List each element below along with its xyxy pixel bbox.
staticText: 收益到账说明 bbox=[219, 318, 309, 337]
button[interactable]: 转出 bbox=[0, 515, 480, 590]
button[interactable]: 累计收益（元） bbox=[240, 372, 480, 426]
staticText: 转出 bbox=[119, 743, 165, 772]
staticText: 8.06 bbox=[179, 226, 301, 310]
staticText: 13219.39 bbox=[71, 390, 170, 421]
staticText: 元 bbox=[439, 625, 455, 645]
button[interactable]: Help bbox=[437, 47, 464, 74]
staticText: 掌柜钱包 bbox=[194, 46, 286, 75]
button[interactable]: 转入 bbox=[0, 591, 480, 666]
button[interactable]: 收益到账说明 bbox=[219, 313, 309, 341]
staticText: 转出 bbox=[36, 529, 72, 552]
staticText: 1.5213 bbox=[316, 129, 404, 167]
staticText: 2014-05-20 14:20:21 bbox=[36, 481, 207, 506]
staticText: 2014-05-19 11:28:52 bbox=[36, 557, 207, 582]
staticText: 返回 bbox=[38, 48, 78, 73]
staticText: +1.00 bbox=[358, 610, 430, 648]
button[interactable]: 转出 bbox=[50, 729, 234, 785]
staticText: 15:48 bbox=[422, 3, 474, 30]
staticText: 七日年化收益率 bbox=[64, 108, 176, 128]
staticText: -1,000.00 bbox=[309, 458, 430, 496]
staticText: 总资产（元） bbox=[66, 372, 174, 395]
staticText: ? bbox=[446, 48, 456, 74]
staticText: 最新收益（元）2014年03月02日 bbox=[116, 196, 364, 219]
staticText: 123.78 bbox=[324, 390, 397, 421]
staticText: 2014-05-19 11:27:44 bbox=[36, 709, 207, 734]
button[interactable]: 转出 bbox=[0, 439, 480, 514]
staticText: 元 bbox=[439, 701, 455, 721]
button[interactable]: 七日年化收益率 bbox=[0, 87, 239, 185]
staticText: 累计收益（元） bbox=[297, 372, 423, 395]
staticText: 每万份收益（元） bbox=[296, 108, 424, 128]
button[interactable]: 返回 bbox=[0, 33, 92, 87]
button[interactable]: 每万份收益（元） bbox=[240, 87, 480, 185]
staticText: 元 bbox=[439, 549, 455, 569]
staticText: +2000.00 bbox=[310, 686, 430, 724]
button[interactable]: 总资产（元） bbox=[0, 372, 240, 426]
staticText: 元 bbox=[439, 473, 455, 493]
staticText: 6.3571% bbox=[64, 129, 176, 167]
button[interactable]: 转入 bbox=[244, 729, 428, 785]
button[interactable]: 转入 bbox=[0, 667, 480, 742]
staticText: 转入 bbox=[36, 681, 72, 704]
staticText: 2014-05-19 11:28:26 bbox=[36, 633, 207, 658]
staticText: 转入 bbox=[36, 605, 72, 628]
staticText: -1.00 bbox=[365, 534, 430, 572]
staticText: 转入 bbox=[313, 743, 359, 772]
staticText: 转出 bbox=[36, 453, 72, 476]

-- What to work on --
Copy every line of the records above without changing a single character.

-- Task response --
List each element below along with its xyxy pixel bbox.
staticText: 收益到账说明 bbox=[219, 318, 309, 337]
button[interactable]: 转出 bbox=[0, 515, 480, 590]
button[interactable]: 累计收益（元） bbox=[240, 372, 480, 426]
staticText: 转出 bbox=[119, 743, 165, 772]
staticText: 8.06 bbox=[179, 226, 301, 310]
staticText: 13219.39 bbox=[71, 390, 170, 421]
staticText: 元 bbox=[439, 625, 455, 645]
button[interactable]: Help bbox=[437, 47, 464, 74]
staticText: 掌柜钱包 bbox=[194, 46, 286, 75]
button[interactable]: 转入 bbox=[0, 591, 480, 666]
button[interactable]: 收益到账说明 bbox=[219, 313, 309, 341]
staticText: 转出 bbox=[36, 529, 72, 552]
staticText: 1.5213 bbox=[316, 129, 404, 167]
staticText: 2014-05-20 14:20:21 bbox=[36, 481, 207, 506]
staticText: 2014-05-19 11:28:52 bbox=[36, 557, 207, 582]
staticText: 返回 bbox=[38, 48, 78, 73]
staticText: +1.00 bbox=[358, 610, 430, 648]
button[interactable]: 转出 bbox=[50, 729, 234, 785]
staticText: 15:48 bbox=[422, 3, 474, 30]
staticText: 七日年化收益率 bbox=[64, 108, 176, 128]
staticText: -1,000.00 bbox=[309, 458, 430, 496]
staticText: 总资产（元） bbox=[66, 372, 174, 395]
staticText: ? bbox=[446, 48, 456, 74]
staticText: 最新收益（元）2014年03月02日 bbox=[116, 196, 364, 219]
staticText: 123.78 bbox=[324, 390, 397, 421]
staticText: 2014-05-19 11:27:44 bbox=[36, 709, 207, 734]
button[interactable]: 转出 bbox=[0, 439, 480, 514]
staticText: 元 bbox=[439, 701, 455, 721]
button[interactable]: 七日年化收益率 bbox=[0, 87, 239, 185]
staticText: 累计收益（元） bbox=[297, 372, 423, 395]
staticText: 每万份收益（元） bbox=[296, 108, 424, 128]
button[interactable]: 返回 bbox=[0, 33, 92, 87]
button[interactable]: 每万份收益（元） bbox=[240, 87, 480, 185]
staticText: 元 bbox=[439, 549, 455, 569]
staticText: +2000.00 bbox=[310, 686, 430, 724]
button[interactable]: 总资产（元） bbox=[0, 372, 240, 426]
staticText: 元 bbox=[439, 473, 455, 493]
staticText: 6.3571% bbox=[64, 129, 176, 167]
button[interactable]: 转入 bbox=[244, 729, 428, 785]
button[interactable]: 转入 bbox=[0, 667, 480, 742]
staticText: 转入 bbox=[36, 681, 72, 704]
staticText: 2014-05-19 11:28:26 bbox=[36, 633, 207, 658]
staticText: 转入 bbox=[36, 605, 72, 628]
staticText: -1.00 bbox=[365, 534, 430, 572]
staticText: 转入 bbox=[313, 743, 359, 772]
staticText: 转出 bbox=[36, 453, 72, 476]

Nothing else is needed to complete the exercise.